Objective | Examine the material below and count the lines that hold the word "screenshot". Report only the number.

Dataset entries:
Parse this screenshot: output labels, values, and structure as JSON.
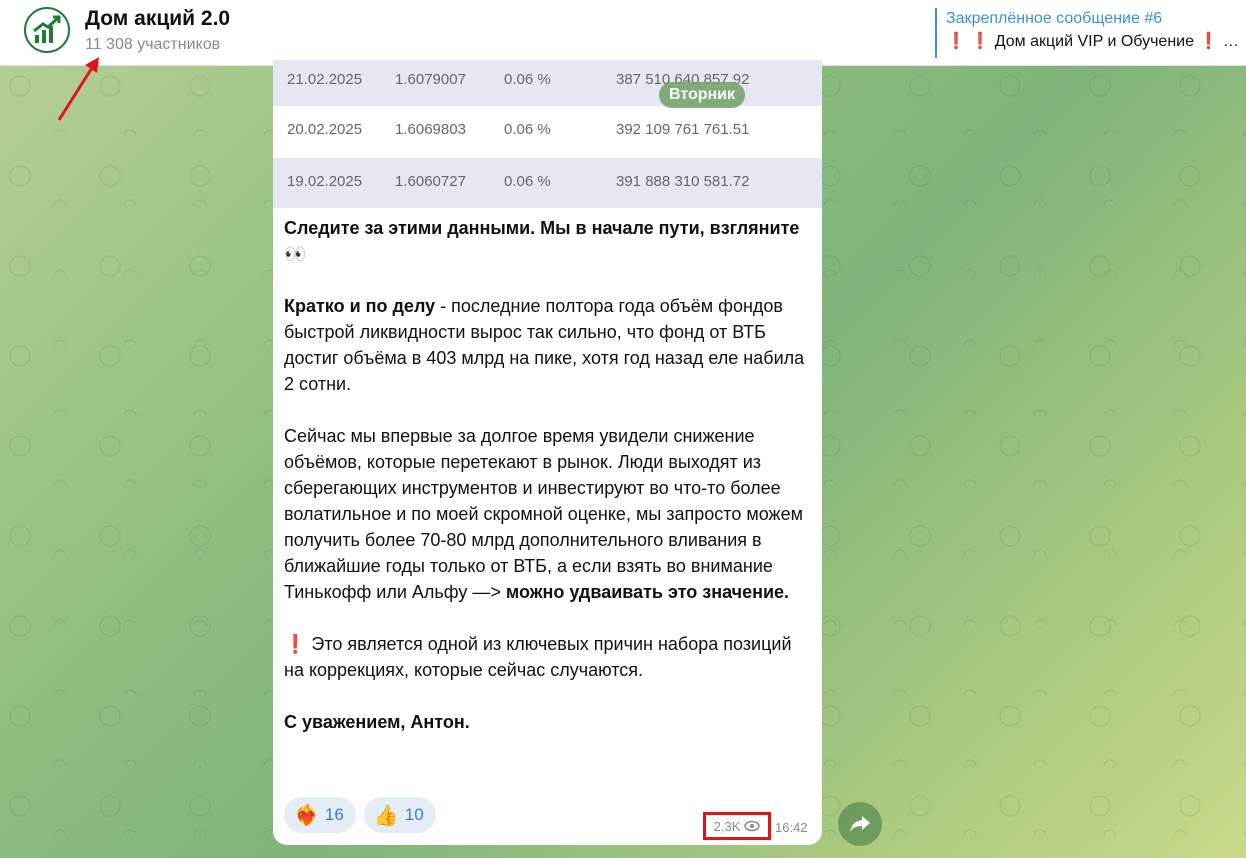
{
  "header": {
    "channel_title": "Дом акций 2.0",
    "channel_subtitle": "11 308 участников",
    "pinned_title": "Закреплённое сообщение #6",
    "pinned_text": "Дом акций VIP и Обучение",
    "pinned_ellipsis": "…"
  },
  "table": {
    "rows": [
      {
        "date": "21.02.2025",
        "value": "1.6079007",
        "pct": "0.06 %",
        "amount": "387 510 640 857.92"
      },
      {
        "date": "20.02.2025",
        "value": "1.6069803",
        "pct": "0.06 %",
        "amount": "392 109 761 761.51"
      },
      {
        "date": "19.02.2025",
        "value": "1.6060727",
        "pct": "0.06 %",
        "amount": "391 888 310 581.72"
      }
    ]
  },
  "date_pill": "Вторник",
  "message": {
    "p1_bold": "Следите за этими данными. Мы в начале пути, взгляните",
    "p1_emoji": "👀",
    "p2_bold": "Кратко и по делу",
    "p2_text": " - последние полтора года объём фондов быстрой ликвидности вырос так сильно, что фонд от ВТБ достиг объёма в 403 млрд на пике, хотя год назад еле набила 2 сотни.",
    "p3_text": "Сейчас мы впервые за долгое время увидели снижение объёмов, которые перетекают в рынок. Люди выходят из сберегающих инструментов и инвестируют во что-то более волатильное и по моей скромной оценке, мы запросто можем получить более 70-80 млрд дополнительного вливания в ближайшие годы только от ВТБ, а если взять во внимание Тинькофф или Альфу —>",
    "p3_bold": " можно удваивать это значение.",
    "p4_icon": "❗",
    "p4_text": " Это является одной из ключевых причин набора позиций на коррекциях, которые сейчас случаются.",
    "p5_bold": "С уважением, Антон."
  },
  "reactions": [
    {
      "emoji": "❤️‍🔥",
      "count": "16"
    },
    {
      "emoji": "👍",
      "count": "10"
    }
  ],
  "meta": {
    "views": "2,3K",
    "time": "16:42"
  },
  "colors": {
    "accent": "#3a8fdc",
    "highlight_box": "#e0141c",
    "table_stripe": "#e7e7f3"
  }
}
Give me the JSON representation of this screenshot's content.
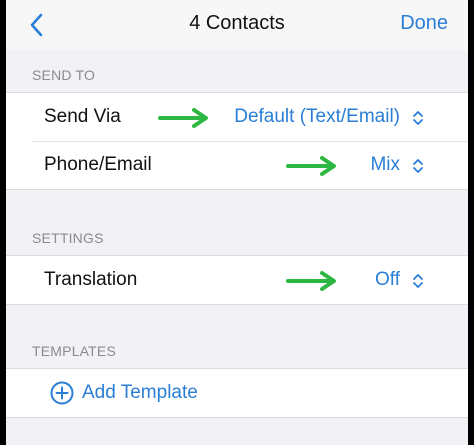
{
  "navbar": {
    "title": "4 Contacts",
    "done_label": "Done",
    "back_icon": "chevron-left-icon"
  },
  "colors": {
    "accent": "#2a7ed6",
    "arrow": "#2db742",
    "background": "#f1f1f6"
  },
  "send_to": {
    "header": "SEND TO",
    "rows": [
      {
        "label": "Send Via",
        "value": "Default (Text/Email)"
      },
      {
        "label": "Phone/Email",
        "value": "Mix"
      }
    ]
  },
  "settings": {
    "header": "SETTINGS",
    "rows": [
      {
        "label": "Translation",
        "value": "Off"
      }
    ]
  },
  "templates": {
    "header": "TEMPLATES",
    "add_label": "Add Template",
    "add_icon": "plus-circle-icon"
  }
}
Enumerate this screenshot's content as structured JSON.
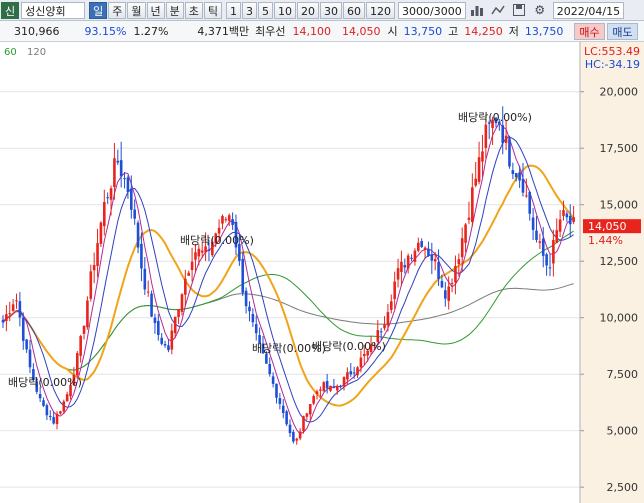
{
  "toolbar": {
    "tag": "신",
    "stock_name": "성신양회",
    "periods": [
      "일",
      "주",
      "월",
      "년",
      "분",
      "초",
      "틱"
    ],
    "active_period": "일",
    "intervals": [
      "1",
      "3",
      "5",
      "10",
      "20",
      "30",
      "60",
      "120"
    ],
    "count": "3000/3000",
    "date": "2022/04/15",
    "icons": [
      "bar-chart-icon",
      "line-tool-icon",
      "save-icon",
      "gear-icon"
    ]
  },
  "info": {
    "volume": "310,966",
    "volume_ratio": "93.15%",
    "change_rate": "1.27%",
    "amount": "4,371백만",
    "rank": "최우선",
    "bid1": "14,100",
    "bid2": "14,050",
    "open_label": "시",
    "open": "13,750",
    "high_label": "고",
    "high": "14,250",
    "low_label": "저",
    "low": "13,750"
  },
  "trade": {
    "buy": "매수",
    "sell": "매도"
  },
  "chart_data": {
    "type": "candlestick",
    "legend": [
      "60",
      "120"
    ],
    "y_axis": {
      "ticks": [
        "20,000",
        "17,500",
        "15,000",
        "12,500",
        "10,000",
        "7,500",
        "5,000",
        "2,500"
      ],
      "ylim": [
        1800,
        22200
      ]
    },
    "lc_label": "LC:553.49",
    "hc_label": "HC:-34.19",
    "current_price": "14,050",
    "current_change": "1.44%",
    "annotations": [
      "배당락(0.00%)",
      "배당락(0.00%)",
      "배당락(0.00%)",
      "배당락(0.00%)",
      "배당락(0.00%)"
    ],
    "price_path": [
      9800,
      11000,
      8000,
      6200,
      5400,
      6500,
      8500,
      12000,
      15000,
      17000,
      15500,
      12000,
      9500,
      8500,
      11000,
      13000,
      12800,
      14000,
      14700,
      11000,
      9000,
      7500,
      6000,
      4300,
      6000,
      7000,
      6800,
      7300,
      8000,
      8600,
      9800,
      11800,
      12800,
      13500,
      12500,
      11000,
      13000,
      15500,
      18000,
      19000,
      17000,
      16000,
      13500,
      12200,
      14500,
      14050
    ],
    "colors": {
      "up": "#e8241c",
      "down": "#1f4fd6",
      "ma5": "#b02a9a",
      "ma10": "#3040c0",
      "ma20": "#f0a41a",
      "ma60": "#2e9a2e",
      "ma120": "#7a7a7a",
      "price_tag": "#e8241c"
    }
  }
}
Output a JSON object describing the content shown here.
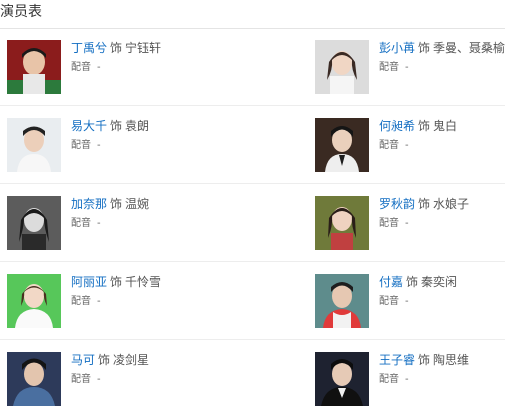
{
  "section": {
    "title": "演员表"
  },
  "cast": [
    {
      "actor": "丁禹兮",
      "plays": "饰",
      "role": "宁钰轩",
      "dub_label": "配音",
      "dub_value": "-",
      "photo_bg": "#8b1c1c"
    },
    {
      "actor": "彭小苒",
      "plays": "饰",
      "role": "季曼、聂桑榆",
      "dub_label": "配音",
      "dub_value": "-",
      "photo_bg": "#dcdcdc"
    },
    {
      "actor": "易大千",
      "plays": "饰",
      "role": "袁朗",
      "dub_label": "配音",
      "dub_value": "-",
      "photo_bg": "#e9edf0"
    },
    {
      "actor": "何昶希",
      "plays": "饰",
      "role": "鬼白",
      "dub_label": "配音",
      "dub_value": "-",
      "photo_bg": "#3a2a22"
    },
    {
      "actor": "加奈那",
      "plays": "饰",
      "role": "温婉",
      "dub_label": "配音",
      "dub_value": "-",
      "photo_bg": "#5c5c5c"
    },
    {
      "actor": "罗秋韵",
      "plays": "饰",
      "role": "水娘子",
      "dub_label": "配音",
      "dub_value": "-",
      "photo_bg": "#6f7a3a"
    },
    {
      "actor": "阿丽亚",
      "plays": "饰",
      "role": "千怜雪",
      "dub_label": "配音",
      "dub_value": "-",
      "photo_bg": "#57c75a"
    },
    {
      "actor": "付嘉",
      "plays": "饰",
      "role": "秦奕闲",
      "dub_label": "配音",
      "dub_value": "-",
      "photo_bg": "#5e8c8c"
    },
    {
      "actor": "马可",
      "plays": "饰",
      "role": "凌剑星",
      "dub_label": "配音",
      "dub_value": "-",
      "photo_bg": "#2d3a5a"
    },
    {
      "actor": "王子睿",
      "plays": "饰",
      "role": "陶思维",
      "dub_label": "配音",
      "dub_value": "-",
      "photo_bg": "#1e2230"
    }
  ]
}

Reply to the task | 3